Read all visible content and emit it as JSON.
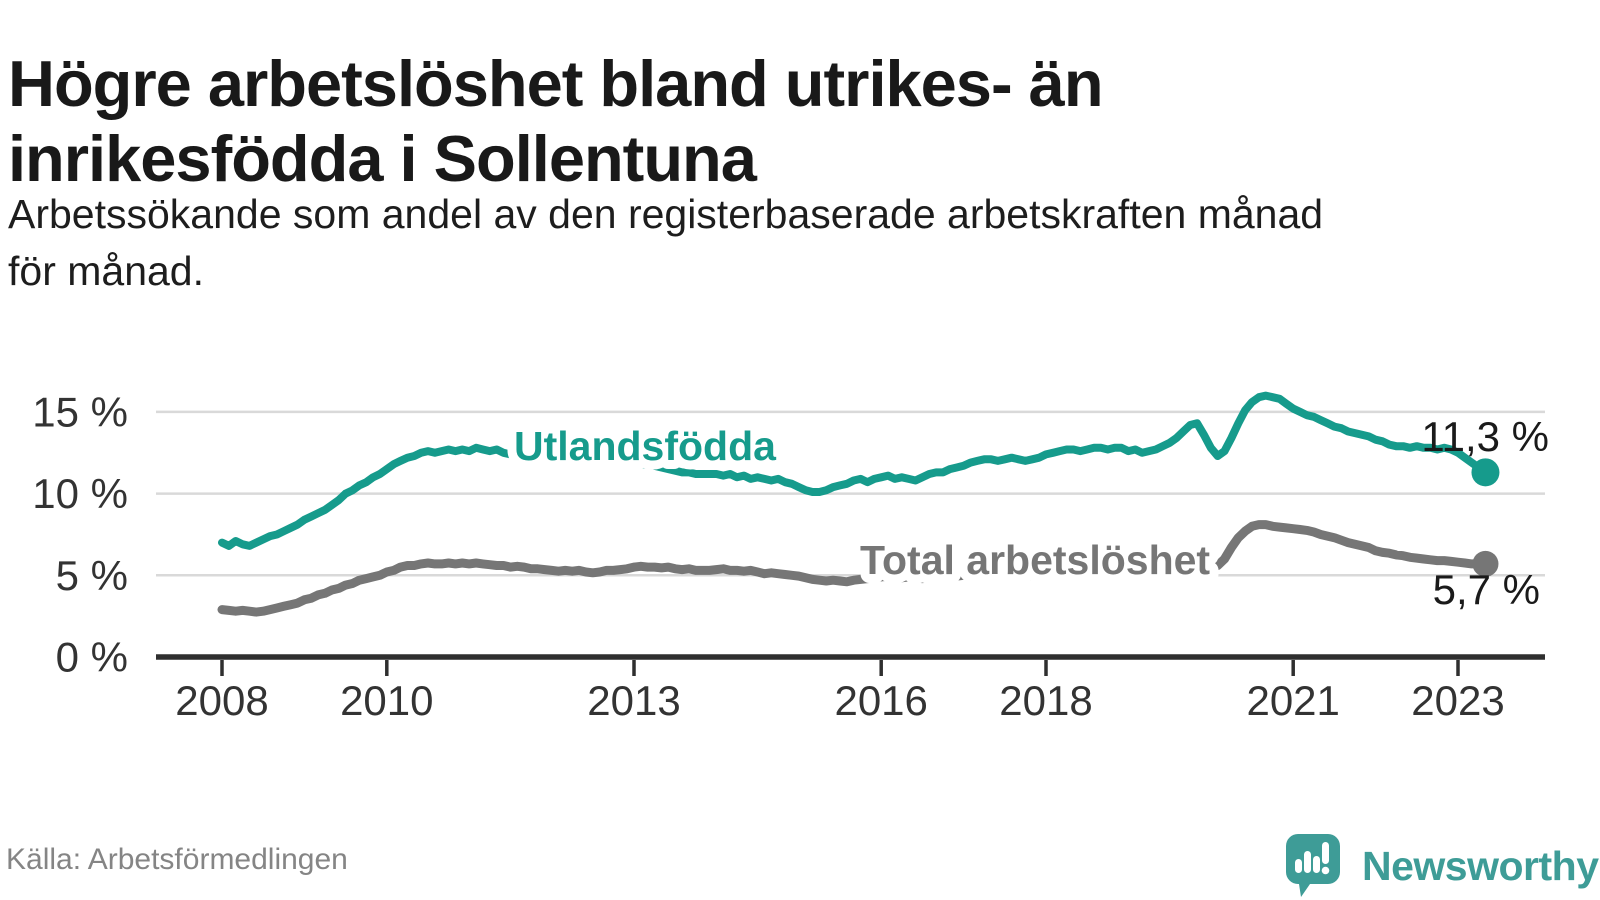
{
  "header": {
    "title": "Högre arbetslöshet bland utrikes- än inrikesfödda i Sollentuna",
    "title_lines": [
      "Högre arbetslöshet bland utrikes- än",
      "inrikesfödda i Sollentuna"
    ],
    "subtitle": "Arbetssökande som andel av den registerbaserade arbetskraften månad för månad.",
    "subtitle_lines": [
      "Arbetssökande som andel av den registerbaserade arbetskraften månad",
      "för månad."
    ]
  },
  "footer": {
    "source": "Källa: Arbetsförmedlingen",
    "brand_name": "Newsworthy"
  },
  "colors": {
    "accent_teal": "#169b8c",
    "series_gray": "#767676",
    "grid": "#d9d9d9",
    "axis": "#2f2f2f",
    "tick_text": "#333333",
    "title_text": "#191919",
    "source_text": "#858585",
    "brand_teal": "#3e9c97",
    "end_label_text": "#1a1a1a",
    "background": "#ffffff"
  },
  "chart_data": {
    "type": "line",
    "title": "Högre arbetslöshet bland utrikes- än inrikesfödda i Sollentuna",
    "subtitle": "Arbetssökande som andel av den registerbaserade arbetskraften månad för månad.",
    "source": "Källa: Arbetsförmedlingen",
    "x_unit": "month",
    "x_start": "2008-01",
    "x_end": "2023-05",
    "ylim": [
      0,
      16.5
    ],
    "grid": "horizontal",
    "legend_position": "inline-line-labels",
    "yticks": [
      {
        "value": 0,
        "label": "0 %"
      },
      {
        "value": 5,
        "label": "5 %"
      },
      {
        "value": 10,
        "label": "10 %"
      },
      {
        "value": 15,
        "label": "15 %"
      }
    ],
    "xticks": [
      {
        "value": 2008,
        "label": "2008"
      },
      {
        "value": 2010,
        "label": "2010"
      },
      {
        "value": 2013,
        "label": "2013"
      },
      {
        "value": 2016,
        "label": "2016"
      },
      {
        "value": 2018,
        "label": "2018"
      },
      {
        "value": 2021,
        "label": "2021"
      },
      {
        "value": 2023,
        "label": "2023"
      }
    ],
    "series": [
      {
        "name": "Utlandsfödda",
        "color": "#169b8c",
        "end_label": "11,3 %",
        "end_value": 11.3,
        "values": [
          7.0,
          6.8,
          7.1,
          6.9,
          6.8,
          7.0,
          7.2,
          7.4,
          7.5,
          7.7,
          7.9,
          8.1,
          8.4,
          8.6,
          8.8,
          9.0,
          9.3,
          9.6,
          10.0,
          10.2,
          10.5,
          10.7,
          11.0,
          11.2,
          11.5,
          11.8,
          12.0,
          12.2,
          12.3,
          12.5,
          12.6,
          12.5,
          12.6,
          12.7,
          12.6,
          12.7,
          12.6,
          12.8,
          12.7,
          12.6,
          12.7,
          12.5,
          12.4,
          12.5,
          12.6,
          12.4,
          12.5,
          12.4,
          12.5,
          12.4,
          12.5,
          12.4,
          12.3,
          12.4,
          12.5,
          12.4,
          12.3,
          12.2,
          12.1,
          12.0,
          11.9,
          11.8,
          11.8,
          11.7,
          11.6,
          11.5,
          11.4,
          11.3,
          11.3,
          11.2,
          11.2,
          11.2,
          11.2,
          11.1,
          11.2,
          11.0,
          11.1,
          10.9,
          11.0,
          10.9,
          10.8,
          10.9,
          10.7,
          10.6,
          10.4,
          10.2,
          10.1,
          10.1,
          10.2,
          10.4,
          10.5,
          10.6,
          10.8,
          10.9,
          10.7,
          10.9,
          11.0,
          11.1,
          10.9,
          11.0,
          10.9,
          10.8,
          11.0,
          11.2,
          11.3,
          11.3,
          11.5,
          11.6,
          11.7,
          11.9,
          12.0,
          12.1,
          12.1,
          12.0,
          12.1,
          12.2,
          12.1,
          12.0,
          12.1,
          12.2,
          12.4,
          12.5,
          12.6,
          12.7,
          12.7,
          12.6,
          12.7,
          12.8,
          12.8,
          12.7,
          12.8,
          12.8,
          12.6,
          12.7,
          12.5,
          12.6,
          12.7,
          12.9,
          13.1,
          13.4,
          13.8,
          14.2,
          14.3,
          13.6,
          12.8,
          12.3,
          12.6,
          13.4,
          14.3,
          15.1,
          15.6,
          15.9,
          16.0,
          15.9,
          15.8,
          15.5,
          15.2,
          15.0,
          14.8,
          14.7,
          14.5,
          14.3,
          14.1,
          14.0,
          13.8,
          13.7,
          13.6,
          13.5,
          13.3,
          13.2,
          13.0,
          12.9,
          12.9,
          12.8,
          12.9,
          12.8,
          12.8,
          12.7,
          12.8,
          12.7,
          12.5,
          12.2,
          11.9,
          11.6,
          11.3
        ]
      },
      {
        "name": "Total arbetslöshet",
        "color": "#767676",
        "end_label": "5,7 %",
        "end_value": 5.7,
        "values": [
          2.9,
          2.85,
          2.8,
          2.85,
          2.8,
          2.75,
          2.8,
          2.9,
          3.0,
          3.1,
          3.2,
          3.3,
          3.5,
          3.6,
          3.8,
          3.9,
          4.1,
          4.2,
          4.4,
          4.5,
          4.7,
          4.8,
          4.9,
          5.0,
          5.2,
          5.3,
          5.5,
          5.6,
          5.6,
          5.7,
          5.75,
          5.7,
          5.7,
          5.75,
          5.7,
          5.75,
          5.7,
          5.75,
          5.7,
          5.65,
          5.6,
          5.6,
          5.5,
          5.55,
          5.5,
          5.4,
          5.4,
          5.35,
          5.3,
          5.25,
          5.3,
          5.25,
          5.3,
          5.2,
          5.15,
          5.2,
          5.3,
          5.3,
          5.35,
          5.4,
          5.5,
          5.55,
          5.5,
          5.5,
          5.45,
          5.5,
          5.4,
          5.35,
          5.4,
          5.3,
          5.3,
          5.3,
          5.35,
          5.4,
          5.3,
          5.3,
          5.25,
          5.3,
          5.2,
          5.1,
          5.15,
          5.1,
          5.05,
          5.0,
          4.95,
          4.85,
          4.75,
          4.7,
          4.65,
          4.7,
          4.65,
          4.6,
          4.7,
          4.75,
          4.8,
          4.85,
          4.9,
          4.95,
          4.9,
          4.85,
          4.9,
          4.85,
          4.8,
          4.85,
          4.9,
          4.95,
          4.9,
          4.95,
          5.0,
          4.95,
          5.0,
          4.95,
          4.9,
          4.95,
          4.9,
          4.85,
          4.9,
          4.95,
          5.0,
          5.0,
          5.0,
          5.05,
          5.0,
          4.95,
          5.0,
          4.95,
          5.0,
          5.05,
          5.0,
          5.05,
          5.1,
          5.1,
          5.1,
          5.15,
          5.1,
          5.15,
          5.2,
          5.25,
          5.3,
          5.35,
          5.4,
          5.45,
          5.5,
          5.5,
          5.5,
          5.6,
          6.0,
          6.7,
          7.3,
          7.7,
          8.0,
          8.1,
          8.1,
          8.0,
          7.95,
          7.9,
          7.85,
          7.8,
          7.75,
          7.65,
          7.5,
          7.4,
          7.3,
          7.15,
          7.0,
          6.9,
          6.8,
          6.7,
          6.5,
          6.4,
          6.35,
          6.25,
          6.2,
          6.1,
          6.05,
          6.0,
          5.95,
          5.9,
          5.9,
          5.85,
          5.8,
          5.75,
          5.7,
          5.7,
          5.7
        ]
      }
    ]
  }
}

■ **Brief**
Quote the full listing above word for word; exclude every picture from the copy.

■ **Answer to this problem**
Read all visible content and emit it as JSON.
{
  "header": {
    "title": "Högre arbetslöshet bland utrikes- än inrikesfödda i Sollentuna",
    "title_lines": [
      "Högre arbetslöshet bland utrikes- än",
      "inrikesfödda i Sollentuna"
    ],
    "subtitle": "Arbetssökande som andel av den registerbaserade arbetskraften månad för månad.",
    "subtitle_lines": [
      "Arbetssökande som andel av den registerbaserade arbetskraften månad",
      "för månad."
    ]
  },
  "footer": {
    "source": "Källa: Arbetsförmedlingen",
    "brand_name": "Newsworthy"
  },
  "colors": {
    "accent_teal": "#169b8c",
    "series_gray": "#767676",
    "grid": "#d9d9d9",
    "axis": "#2f2f2f",
    "tick_text": "#333333",
    "title_text": "#191919",
    "source_text": "#858585",
    "brand_teal": "#3e9c97",
    "end_label_text": "#1a1a1a",
    "background": "#ffffff"
  },
  "chart_data": {
    "type": "line",
    "title": "Högre arbetslöshet bland utrikes- än inrikesfödda i Sollentuna",
    "subtitle": "Arbetssökande som andel av den registerbaserade arbetskraften månad för månad.",
    "source": "Källa: Arbetsförmedlingen",
    "x_unit": "month",
    "x_start": "2008-01",
    "x_end": "2023-05",
    "ylim": [
      0,
      16.5
    ],
    "grid": "horizontal",
    "legend_position": "inline-line-labels",
    "yticks": [
      {
        "value": 0,
        "label": "0 %"
      },
      {
        "value": 5,
        "label": "5 %"
      },
      {
        "value": 10,
        "label": "10 %"
      },
      {
        "value": 15,
        "label": "15 %"
      }
    ],
    "xticks": [
      {
        "value": 2008,
        "label": "2008"
      },
      {
        "value": 2010,
        "label": "2010"
      },
      {
        "value": 2013,
        "label": "2013"
      },
      {
        "value": 2016,
        "label": "2016"
      },
      {
        "value": 2018,
        "label": "2018"
      },
      {
        "value": 2021,
        "label": "2021"
      },
      {
        "value": 2023,
        "label": "2023"
      }
    ],
    "series": [
      {
        "name": "Utlandsfödda",
        "color": "#169b8c",
        "end_label": "11,3 %",
        "end_value": 11.3,
        "values": [
          7.0,
          6.8,
          7.1,
          6.9,
          6.8,
          7.0,
          7.2,
          7.4,
          7.5,
          7.7,
          7.9,
          8.1,
          8.4,
          8.6,
          8.8,
          9.0,
          9.3,
          9.6,
          10.0,
          10.2,
          10.5,
          10.7,
          11.0,
          11.2,
          11.5,
          11.8,
          12.0,
          12.2,
          12.3,
          12.5,
          12.6,
          12.5,
          12.6,
          12.7,
          12.6,
          12.7,
          12.6,
          12.8,
          12.7,
          12.6,
          12.7,
          12.5,
          12.4,
          12.5,
          12.6,
          12.4,
          12.5,
          12.4,
          12.5,
          12.4,
          12.5,
          12.4,
          12.3,
          12.4,
          12.5,
          12.4,
          12.3,
          12.2,
          12.1,
          12.0,
          11.9,
          11.8,
          11.8,
          11.7,
          11.6,
          11.5,
          11.4,
          11.3,
          11.3,
          11.2,
          11.2,
          11.2,
          11.2,
          11.1,
          11.2,
          11.0,
          11.1,
          10.9,
          11.0,
          10.9,
          10.8,
          10.9,
          10.7,
          10.6,
          10.4,
          10.2,
          10.1,
          10.1,
          10.2,
          10.4,
          10.5,
          10.6,
          10.8,
          10.9,
          10.7,
          10.9,
          11.0,
          11.1,
          10.9,
          11.0,
          10.9,
          10.8,
          11.0,
          11.2,
          11.3,
          11.3,
          11.5,
          11.6,
          11.7,
          11.9,
          12.0,
          12.1,
          12.1,
          12.0,
          12.1,
          12.2,
          12.1,
          12.0,
          12.1,
          12.2,
          12.4,
          12.5,
          12.6,
          12.7,
          12.7,
          12.6,
          12.7,
          12.8,
          12.8,
          12.7,
          12.8,
          12.8,
          12.6,
          12.7,
          12.5,
          12.6,
          12.7,
          12.9,
          13.1,
          13.4,
          13.8,
          14.2,
          14.3,
          13.6,
          12.8,
          12.3,
          12.6,
          13.4,
          14.3,
          15.1,
          15.6,
          15.9,
          16.0,
          15.9,
          15.8,
          15.5,
          15.2,
          15.0,
          14.8,
          14.7,
          14.5,
          14.3,
          14.1,
          14.0,
          13.8,
          13.7,
          13.6,
          13.5,
          13.3,
          13.2,
          13.0,
          12.9,
          12.9,
          12.8,
          12.9,
          12.8,
          12.8,
          12.7,
          12.8,
          12.7,
          12.5,
          12.2,
          11.9,
          11.6,
          11.3
        ]
      },
      {
        "name": "Total arbetslöshet",
        "color": "#767676",
        "end_label": "5,7 %",
        "end_value": 5.7,
        "values": [
          2.9,
          2.85,
          2.8,
          2.85,
          2.8,
          2.75,
          2.8,
          2.9,
          3.0,
          3.1,
          3.2,
          3.3,
          3.5,
          3.6,
          3.8,
          3.9,
          4.1,
          4.2,
          4.4,
          4.5,
          4.7,
          4.8,
          4.9,
          5.0,
          5.2,
          5.3,
          5.5,
          5.6,
          5.6,
          5.7,
          5.75,
          5.7,
          5.7,
          5.75,
          5.7,
          5.75,
          5.7,
          5.75,
          5.7,
          5.65,
          5.6,
          5.6,
          5.5,
          5.55,
          5.5,
          5.4,
          5.4,
          5.35,
          5.3,
          5.25,
          5.3,
          5.25,
          5.3,
          5.2,
          5.15,
          5.2,
          5.3,
          5.3,
          5.35,
          5.4,
          5.5,
          5.55,
          5.5,
          5.5,
          5.45,
          5.5,
          5.4,
          5.35,
          5.4,
          5.3,
          5.3,
          5.3,
          5.35,
          5.4,
          5.3,
          5.3,
          5.25,
          5.3,
          5.2,
          5.1,
          5.15,
          5.1,
          5.05,
          5.0,
          4.95,
          4.85,
          4.75,
          4.7,
          4.65,
          4.7,
          4.65,
          4.6,
          4.7,
          4.75,
          4.8,
          4.85,
          4.9,
          4.95,
          4.9,
          4.85,
          4.9,
          4.85,
          4.8,
          4.85,
          4.9,
          4.95,
          4.9,
          4.95,
          5.0,
          4.95,
          5.0,
          4.95,
          4.9,
          4.95,
          4.9,
          4.85,
          4.9,
          4.95,
          5.0,
          5.0,
          5.0,
          5.05,
          5.0,
          4.95,
          5.0,
          4.95,
          5.0,
          5.05,
          5.0,
          5.05,
          5.1,
          5.1,
          5.1,
          5.15,
          5.1,
          5.15,
          5.2,
          5.25,
          5.3,
          5.35,
          5.4,
          5.45,
          5.5,
          5.5,
          5.5,
          5.6,
          6.0,
          6.7,
          7.3,
          7.7,
          8.0,
          8.1,
          8.1,
          8.0,
          7.95,
          7.9,
          7.85,
          7.8,
          7.75,
          7.65,
          7.5,
          7.4,
          7.3,
          7.15,
          7.0,
          6.9,
          6.8,
          6.7,
          6.5,
          6.4,
          6.35,
          6.25,
          6.2,
          6.1,
          6.05,
          6.0,
          5.95,
          5.9,
          5.9,
          5.85,
          5.8,
          5.75,
          5.7,
          5.7,
          5.7
        ]
      }
    ]
  }
}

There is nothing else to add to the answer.